- **EXERCISE**: Find every line with the word "LaLiga" and give their count, nothing else.
——
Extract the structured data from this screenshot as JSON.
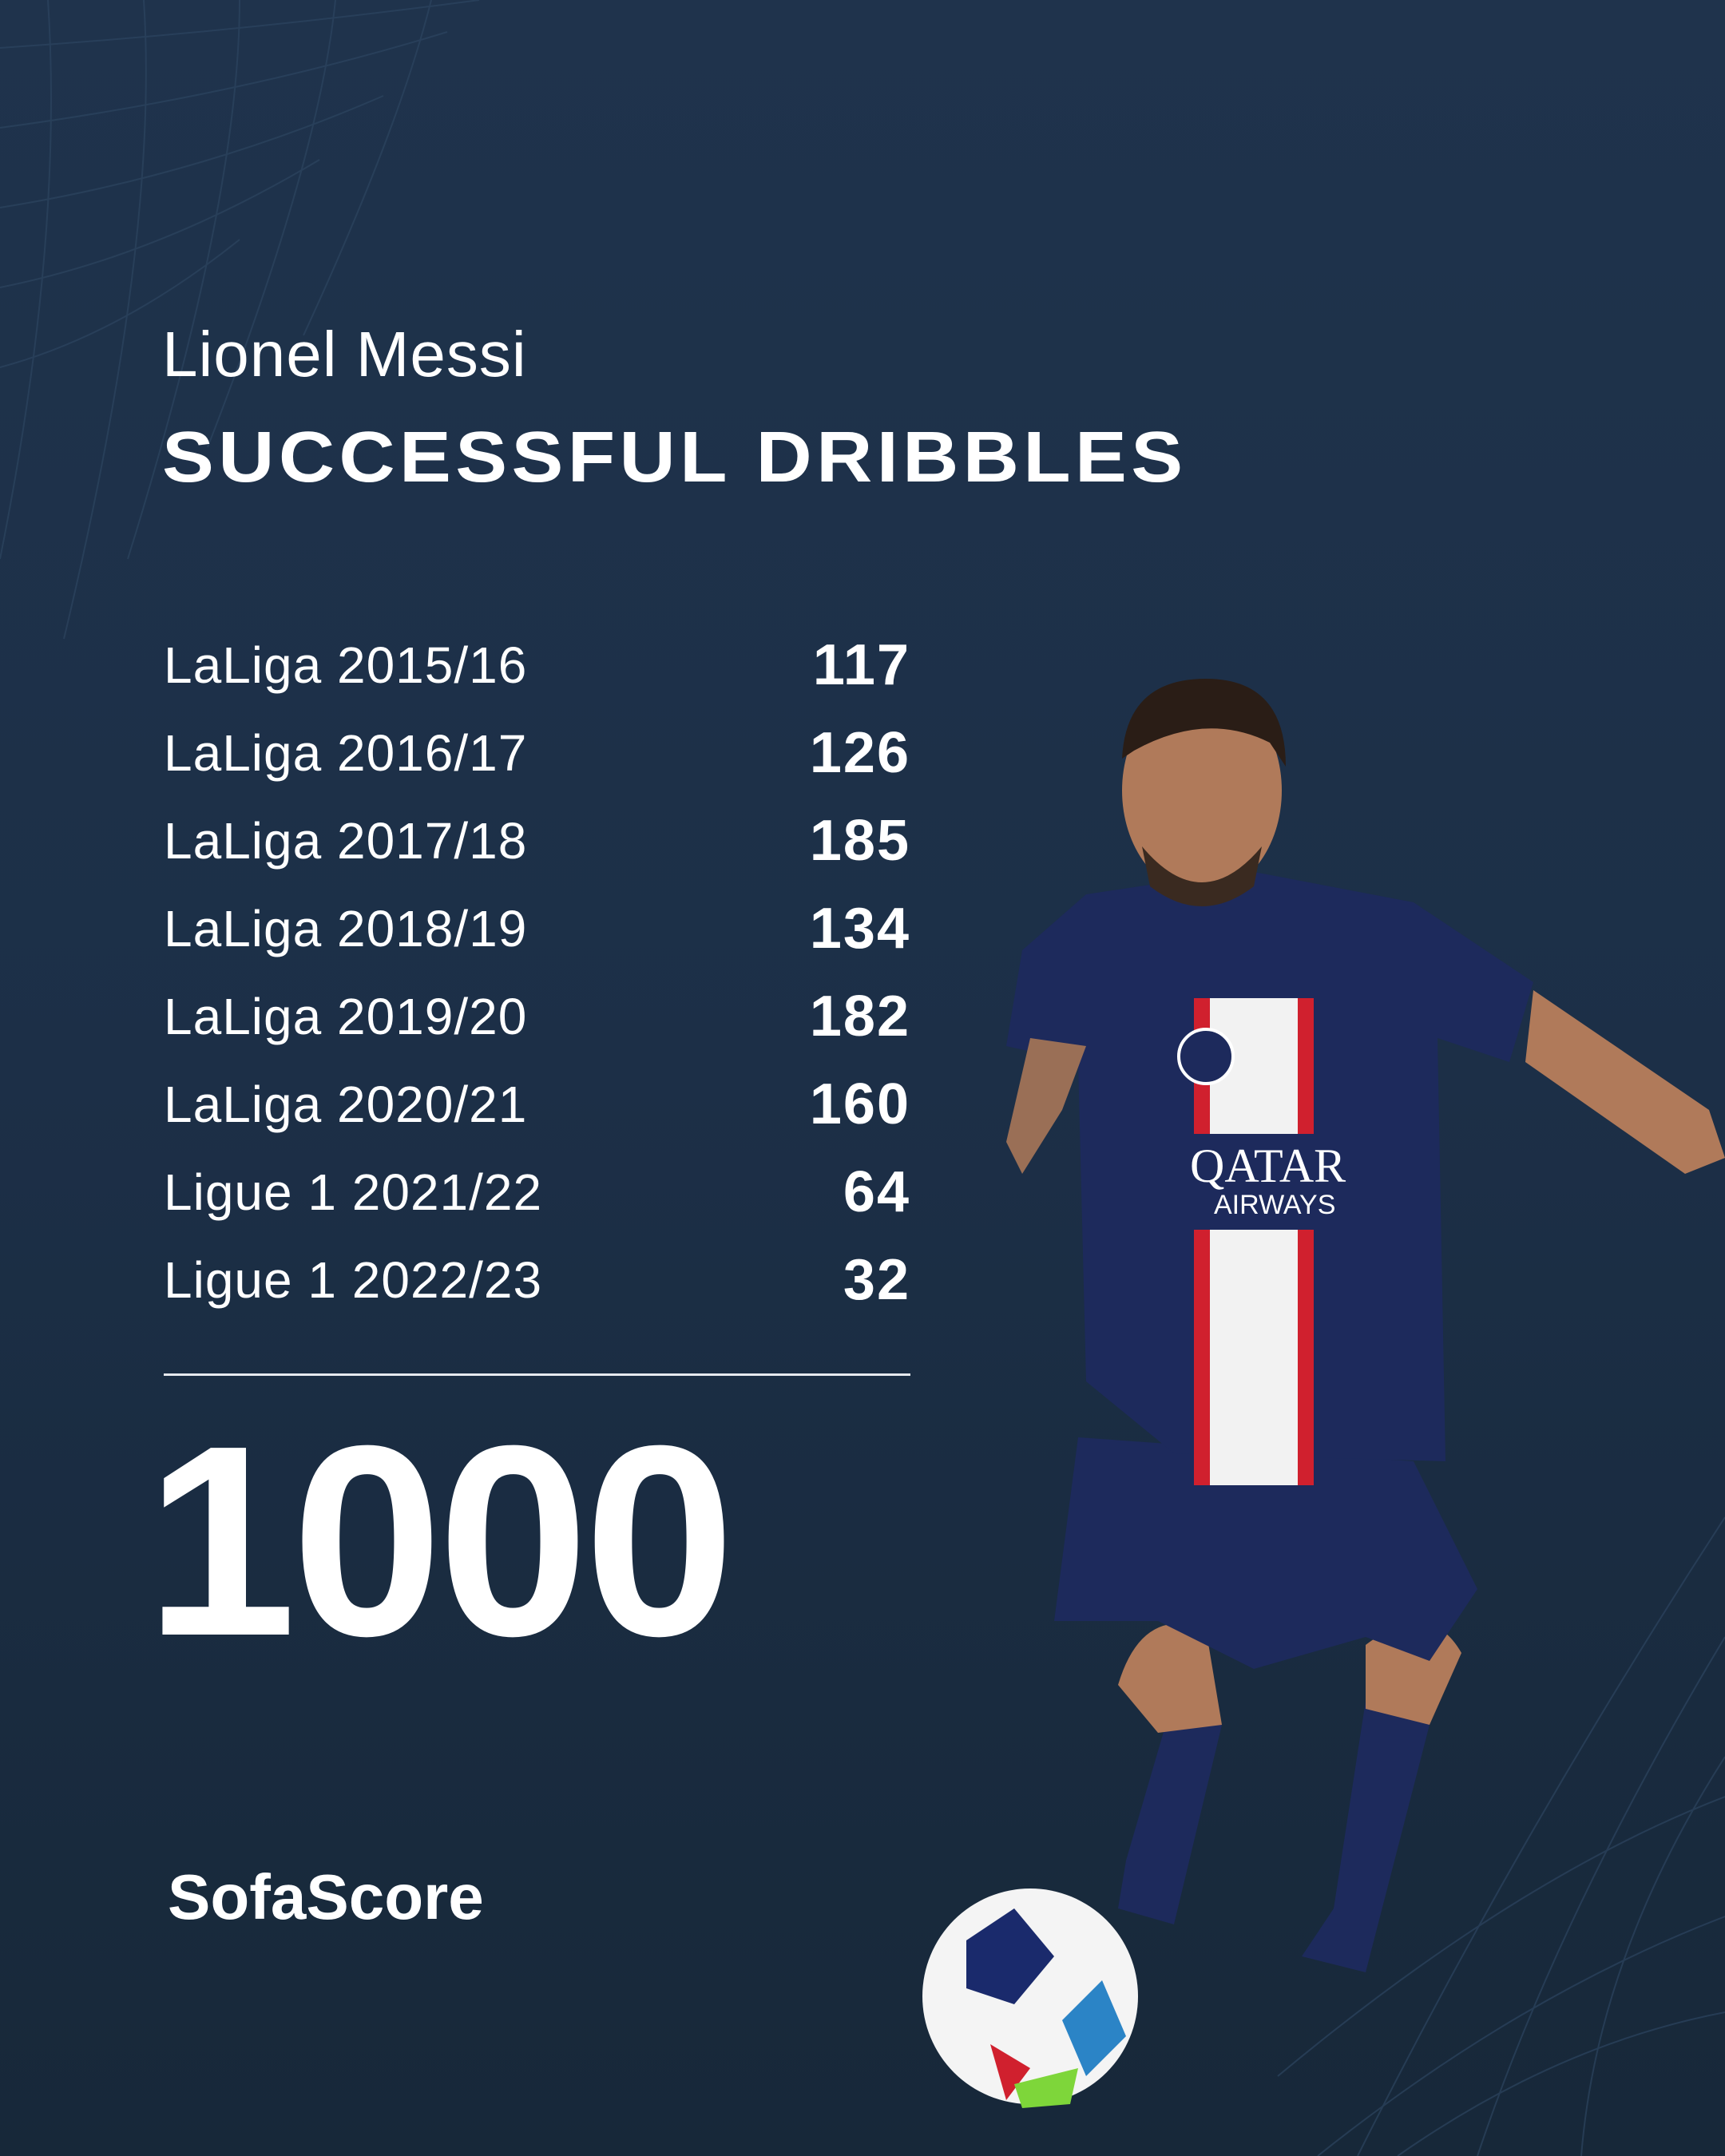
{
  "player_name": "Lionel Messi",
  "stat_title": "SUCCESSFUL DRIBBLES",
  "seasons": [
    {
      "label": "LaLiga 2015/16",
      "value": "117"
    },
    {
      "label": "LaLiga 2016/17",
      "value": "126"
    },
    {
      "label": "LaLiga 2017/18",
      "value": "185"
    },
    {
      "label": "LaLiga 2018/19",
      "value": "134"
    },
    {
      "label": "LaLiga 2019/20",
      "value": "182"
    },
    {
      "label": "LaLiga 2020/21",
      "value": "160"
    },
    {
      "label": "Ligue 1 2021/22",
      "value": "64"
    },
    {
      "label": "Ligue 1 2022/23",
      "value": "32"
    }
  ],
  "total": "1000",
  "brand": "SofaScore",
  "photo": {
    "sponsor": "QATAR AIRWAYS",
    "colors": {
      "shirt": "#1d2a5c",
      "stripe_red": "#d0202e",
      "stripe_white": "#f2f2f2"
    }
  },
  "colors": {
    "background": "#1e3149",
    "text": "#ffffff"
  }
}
——
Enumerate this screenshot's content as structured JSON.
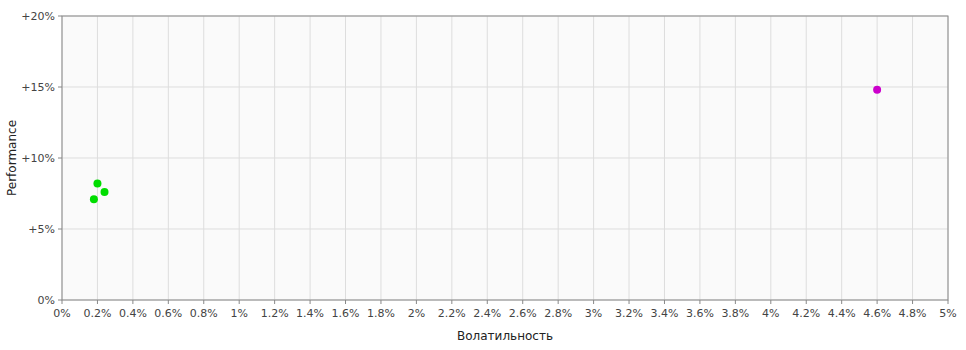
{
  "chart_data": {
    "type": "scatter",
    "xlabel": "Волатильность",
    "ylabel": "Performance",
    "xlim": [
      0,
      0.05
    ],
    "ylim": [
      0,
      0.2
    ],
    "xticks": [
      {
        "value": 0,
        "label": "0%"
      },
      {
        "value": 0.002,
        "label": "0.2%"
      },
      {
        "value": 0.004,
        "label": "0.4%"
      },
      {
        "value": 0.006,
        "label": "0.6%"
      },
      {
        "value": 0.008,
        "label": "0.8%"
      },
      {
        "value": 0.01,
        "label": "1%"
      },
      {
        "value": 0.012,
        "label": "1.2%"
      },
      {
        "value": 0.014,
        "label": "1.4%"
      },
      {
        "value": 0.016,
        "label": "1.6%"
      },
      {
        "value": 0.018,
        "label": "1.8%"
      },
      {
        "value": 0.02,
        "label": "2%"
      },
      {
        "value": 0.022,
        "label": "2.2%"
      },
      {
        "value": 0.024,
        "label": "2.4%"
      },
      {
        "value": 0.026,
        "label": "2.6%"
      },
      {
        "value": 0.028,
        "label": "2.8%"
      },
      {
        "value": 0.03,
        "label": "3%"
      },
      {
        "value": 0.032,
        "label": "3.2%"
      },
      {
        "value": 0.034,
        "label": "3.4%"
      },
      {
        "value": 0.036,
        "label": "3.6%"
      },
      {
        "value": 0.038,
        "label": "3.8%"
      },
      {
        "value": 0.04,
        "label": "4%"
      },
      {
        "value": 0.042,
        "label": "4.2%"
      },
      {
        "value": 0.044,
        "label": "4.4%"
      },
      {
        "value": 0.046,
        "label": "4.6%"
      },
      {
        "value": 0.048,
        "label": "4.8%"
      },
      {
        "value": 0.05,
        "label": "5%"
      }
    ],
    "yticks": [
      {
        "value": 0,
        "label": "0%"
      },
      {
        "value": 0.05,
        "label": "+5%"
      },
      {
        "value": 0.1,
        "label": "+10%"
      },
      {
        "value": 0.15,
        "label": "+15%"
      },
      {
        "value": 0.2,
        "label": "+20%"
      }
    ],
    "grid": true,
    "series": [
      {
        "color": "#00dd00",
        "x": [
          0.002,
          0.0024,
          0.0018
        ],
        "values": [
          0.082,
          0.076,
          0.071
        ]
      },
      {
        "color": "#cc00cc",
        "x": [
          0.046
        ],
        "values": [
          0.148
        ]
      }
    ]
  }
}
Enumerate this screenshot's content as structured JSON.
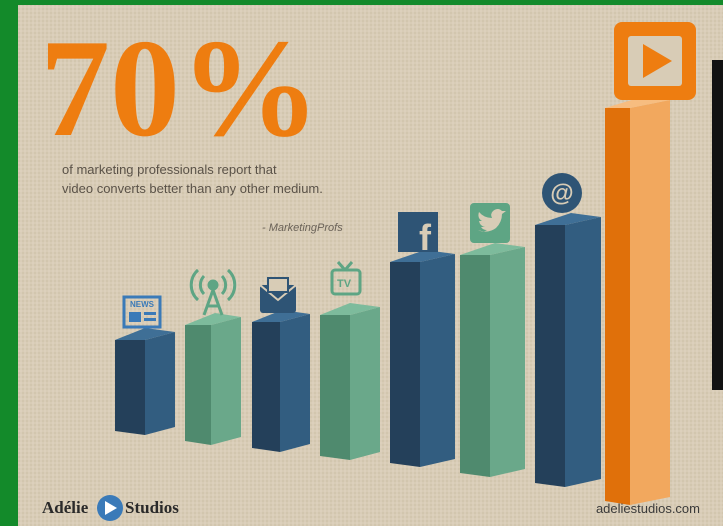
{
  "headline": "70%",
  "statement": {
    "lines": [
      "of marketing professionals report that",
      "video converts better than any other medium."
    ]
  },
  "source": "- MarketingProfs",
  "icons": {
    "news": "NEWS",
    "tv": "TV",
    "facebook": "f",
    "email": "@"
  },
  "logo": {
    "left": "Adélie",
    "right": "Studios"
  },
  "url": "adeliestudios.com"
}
——
- **EXERCISE SOLUTION**: 6